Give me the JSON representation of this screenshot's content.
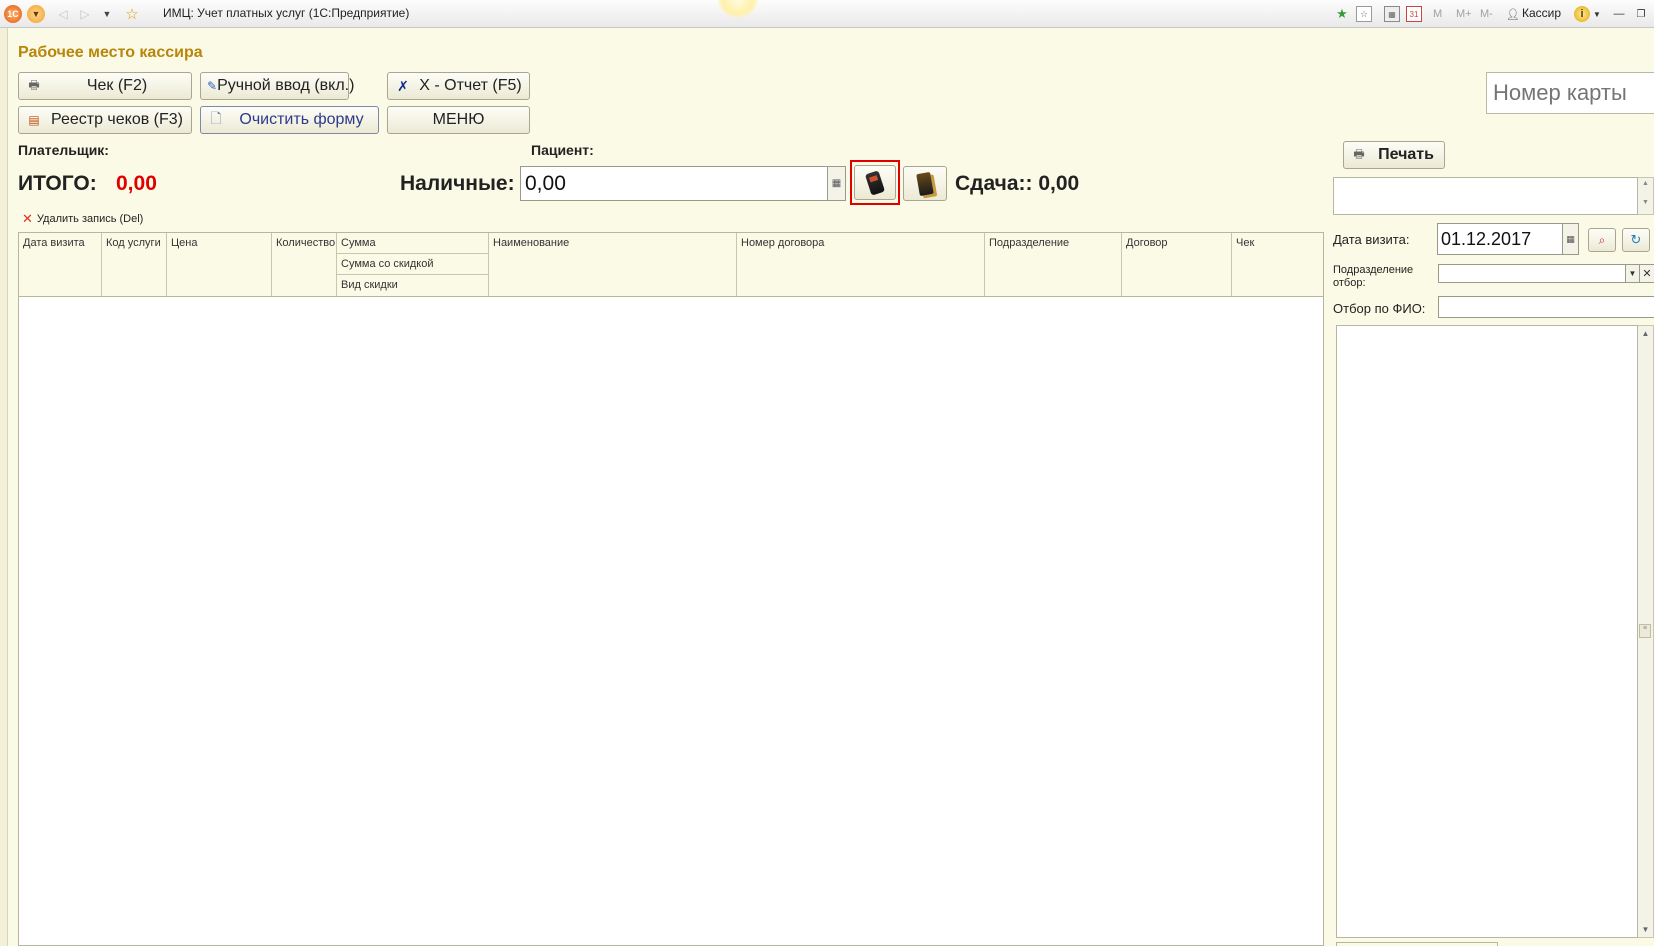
{
  "window": {
    "title": "ИМЦ: Учет платных услуг  (1С:Предприятие)",
    "user": "Кассир",
    "memory_buttons": [
      "M",
      "M+",
      "M-"
    ],
    "icons": [
      "app-logo-icon",
      "main-menu-icon",
      "back-icon",
      "forward-icon",
      "history-icon",
      "favorite-icon",
      "favorites-list-icon",
      "bookmark-icon",
      "calculator-icon",
      "calendar-icon",
      "user-icon",
      "info-icon",
      "minimize-icon",
      "restore-icon"
    ]
  },
  "form": {
    "title": "Рабочее место кассира"
  },
  "toolbar": {
    "check": "Чек (F2)",
    "manual": "Ручной ввод (вкл.)",
    "xreport": "X - Отчет (F5)",
    "registry": "Реестр чеков (F3)",
    "clear": "Очистить форму",
    "menu": "МЕНЮ"
  },
  "card": {
    "placeholder": "Номер карты"
  },
  "labels": {
    "payer": "Плательщик:",
    "patient": "Пациент:",
    "total_label": "ИТОГО:",
    "total_value": "0,00",
    "cash_label": "Наличные:",
    "change": "Сдача:: 0,00"
  },
  "cash": {
    "value": "0,00"
  },
  "table": {
    "delete_record": "Удалить запись (Del)",
    "columns": {
      "visit_date": "Дата визита",
      "service_code": "Код услуги",
      "price": "Цена",
      "quantity": "Количество",
      "sum": "Сумма",
      "sum_discount": "Сумма со скидкой",
      "discount_type": "Вид скидки",
      "name": "Наименование",
      "contract_number": "Номер договора",
      "department": "Подразделение",
      "contract": "Договор",
      "check": "Чек"
    }
  },
  "right_panel": {
    "print": "Печать",
    "visit_date_label": "Дата визита:",
    "visit_date_value": "01.12.2017",
    "dept_filter_label": "Подразделение отбор:",
    "fio_filter_label": "Отбор по ФИО:"
  },
  "colors": {
    "accent_title": "#b8860b",
    "total_red": "#e00000",
    "highlight_red": "#e00000",
    "background": "#fbfae6"
  }
}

▶ **Given instruction**:
State only the count of lines above that hold the string "Номер".

▶ **Final answer**:
2